▶ Supplied entries
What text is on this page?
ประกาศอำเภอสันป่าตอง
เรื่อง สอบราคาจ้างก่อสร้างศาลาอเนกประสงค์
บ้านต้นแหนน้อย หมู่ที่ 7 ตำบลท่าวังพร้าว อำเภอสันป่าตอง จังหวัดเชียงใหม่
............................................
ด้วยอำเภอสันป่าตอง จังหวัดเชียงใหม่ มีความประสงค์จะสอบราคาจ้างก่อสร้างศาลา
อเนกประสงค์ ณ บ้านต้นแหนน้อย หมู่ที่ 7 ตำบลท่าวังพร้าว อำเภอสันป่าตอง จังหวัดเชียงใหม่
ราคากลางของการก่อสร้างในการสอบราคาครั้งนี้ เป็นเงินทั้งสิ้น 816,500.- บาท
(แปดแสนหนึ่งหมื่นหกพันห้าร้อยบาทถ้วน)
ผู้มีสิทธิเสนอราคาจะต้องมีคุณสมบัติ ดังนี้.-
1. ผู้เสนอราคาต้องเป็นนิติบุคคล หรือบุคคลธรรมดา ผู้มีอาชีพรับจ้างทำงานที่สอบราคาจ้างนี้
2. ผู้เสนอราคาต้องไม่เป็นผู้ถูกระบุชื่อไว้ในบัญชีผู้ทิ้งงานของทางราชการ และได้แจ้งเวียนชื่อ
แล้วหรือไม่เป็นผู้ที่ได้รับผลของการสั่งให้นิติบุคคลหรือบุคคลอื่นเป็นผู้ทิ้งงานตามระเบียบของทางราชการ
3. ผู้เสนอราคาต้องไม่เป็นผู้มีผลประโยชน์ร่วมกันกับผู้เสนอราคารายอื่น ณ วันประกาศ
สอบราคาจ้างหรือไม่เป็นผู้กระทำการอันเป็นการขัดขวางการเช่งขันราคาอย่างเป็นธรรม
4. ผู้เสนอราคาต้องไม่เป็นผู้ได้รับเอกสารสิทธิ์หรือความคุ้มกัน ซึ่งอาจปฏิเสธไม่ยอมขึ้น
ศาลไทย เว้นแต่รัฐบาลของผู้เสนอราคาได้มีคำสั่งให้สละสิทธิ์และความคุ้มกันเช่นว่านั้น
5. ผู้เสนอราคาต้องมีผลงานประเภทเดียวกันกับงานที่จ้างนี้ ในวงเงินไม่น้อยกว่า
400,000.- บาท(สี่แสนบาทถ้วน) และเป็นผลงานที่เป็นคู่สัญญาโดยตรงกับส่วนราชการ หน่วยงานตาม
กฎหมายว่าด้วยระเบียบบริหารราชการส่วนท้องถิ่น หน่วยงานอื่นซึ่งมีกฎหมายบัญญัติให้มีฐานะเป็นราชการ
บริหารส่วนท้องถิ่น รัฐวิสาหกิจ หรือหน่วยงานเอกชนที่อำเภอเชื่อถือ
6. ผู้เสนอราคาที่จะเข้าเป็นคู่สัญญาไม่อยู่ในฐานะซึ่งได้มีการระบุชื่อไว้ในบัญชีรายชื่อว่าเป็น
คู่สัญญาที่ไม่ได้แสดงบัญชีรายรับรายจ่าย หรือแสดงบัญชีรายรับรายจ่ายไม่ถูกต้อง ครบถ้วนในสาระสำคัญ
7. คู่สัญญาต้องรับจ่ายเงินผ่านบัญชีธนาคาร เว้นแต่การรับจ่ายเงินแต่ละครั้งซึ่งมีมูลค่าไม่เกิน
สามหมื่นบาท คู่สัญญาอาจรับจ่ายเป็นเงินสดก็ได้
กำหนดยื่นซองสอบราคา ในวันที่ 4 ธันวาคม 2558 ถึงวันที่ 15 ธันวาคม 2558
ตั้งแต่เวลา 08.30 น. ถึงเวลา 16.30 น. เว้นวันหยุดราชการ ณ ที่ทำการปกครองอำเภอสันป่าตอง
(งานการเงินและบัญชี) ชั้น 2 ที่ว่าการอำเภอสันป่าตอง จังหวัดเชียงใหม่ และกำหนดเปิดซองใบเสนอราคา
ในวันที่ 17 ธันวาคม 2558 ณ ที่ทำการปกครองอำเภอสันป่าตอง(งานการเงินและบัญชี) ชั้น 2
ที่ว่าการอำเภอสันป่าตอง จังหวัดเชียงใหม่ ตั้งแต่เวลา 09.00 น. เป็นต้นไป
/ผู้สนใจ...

▶ Job
From the records above, please extract every line and repeat it exactly.

▶ Complete answer
What text is on this page?
ประกาศอำเภอสันป่าตอง
เรื่อง สอบราคาจ้างก่อสร้างศาลาอเนกประสงค์
บ้านต้นแหนน้อย หมู่ที่ 7 ตำบลท่าวังพร้าว อำเภอสันป่าตอง จังหวัดเชียงใหม่
............................................
ด้วยอำเภอสันป่าตอง จังหวัดเชียงใหม่ มีความประสงค์จะสอบราคาจ้างก่อสร้างศาลา
อเนกประสงค์ ณ บ้านต้นแหนน้อย หมู่ที่ 7 ตำบลท่าวังพร้าว อำเภอสันป่าตอง จังหวัดเชียงใหม่
ราคากลางของการก่อสร้างในการสอบราคาครั้งนี้ เป็นเงินทั้งสิ้น 816,500.- บาท
(แปดแสนหนึ่งหมื่นหกพันห้าร้อยบาทถ้วน)
ผู้มีสิทธิเสนอราคาจะต้องมีคุณสมบัติ ดังนี้.-
1. ผู้เสนอราคาต้องเป็นนิติบุคคล หรือบุคคลธรรมดา ผู้มีอาชีพรับจ้างทำงานที่สอบราคาจ้างนี้
2. ผู้เสนอราคาต้องไม่เป็นผู้ถูกระบุชื่อไว้ในบัญชีผู้ทิ้งงานของทางราชการ และได้แจ้งเวียนชื่อ
แล้วหรือไม่เป็นผู้ที่ได้รับผลของการสั่งให้นิติบุคคลหรือบุคคลอื่นเป็นผู้ทิ้งงานตามระเบียบของทางราชการ
3. ผู้เสนอราคาต้องไม่เป็นผู้มีผลประโยชน์ร่วมกันกับผู้เสนอราคารายอื่น ณ วันประกาศ
สอบราคาจ้างหรือไม่เป็นผู้กระทำการอันเป็นการขัดขวางการเช่งขันราคาอย่างเป็นธรรม
4. ผู้เสนอราคาต้องไม่เป็นผู้ได้รับเอกสารสิทธิ์หรือความคุ้มกัน ซึ่งอาจปฏิเสธไม่ยอมขึ้น
ศาลไทย เว้นแต่รัฐบาลของผู้เสนอราคาได้มีคำสั่งให้สละสิทธิ์และความคุ้มกันเช่นว่านั้น
5. ผู้เสนอราคาต้องมีผลงานประเภทเดียวกันกับงานที่จ้างนี้ ในวงเงินไม่น้อยกว่า
400,000.- บาท(สี่แสนบาทถ้วน) และเป็นผลงานที่เป็นคู่สัญญาโดยตรงกับส่วนราชการ หน่วยงานตาม
กฎหมายว่าด้วยระเบียบบริหารราชการส่วนท้องถิ่น หน่วยงานอื่นซึ่งมีกฎหมายบัญญัติให้มีฐานะเป็นราชการ
บริหารส่วนท้องถิ่น รัฐวิสาหกิจ หรือหน่วยงานเอกชนที่อำเภอเชื่อถือ
6. ผู้เสนอราคาที่จะเข้าเป็นคู่สัญญาไม่อยู่ในฐานะซึ่งได้มีการระบุชื่อไว้ในบัญชีรายชื่อว่าเป็น
คู่สัญญาที่ไม่ได้แสดงบัญชีรายรับรายจ่าย หรือแสดงบัญชีรายรับรายจ่ายไม่ถูกต้อง ครบถ้วนในสาระสำคัญ
7. คู่สัญญาต้องรับจ่ายเงินผ่านบัญชีธนาคาร เว้นแต่การรับจ่ายเงินแต่ละครั้งซึ่งมีมูลค่าไม่เกิน
สามหมื่นบาท คู่สัญญาอาจรับจ่ายเป็นเงินสดก็ได้
กำหนดยื่นซองสอบราคา ในวันที่ 4 ธันวาคม 2558 ถึงวันที่ 15 ธันวาคม 2558
ตั้งแต่เวลา 08.30 น. ถึงเวลา 16.30 น. เว้นวันหยุดราชการ ณ ที่ทำการปกครองอำเภอสันป่าตอง
(งานการเงินและบัญชี) ชั้น 2 ที่ว่าการอำเภอสันป่าตอง จังหวัดเชียงใหม่ และกำหนดเปิดซองใบเสนอราคา
ในวันที่ 17 ธันวาคม 2558 ณ ที่ทำการปกครองอำเภอสันป่าตอง(งานการเงินและบัญชี) ชั้น 2
ที่ว่าการอำเภอสันป่าตอง จังหวัดเชียงใหม่ ตั้งแต่เวลา 09.00 น. เป็นต้นไป
/ผู้สนใจ...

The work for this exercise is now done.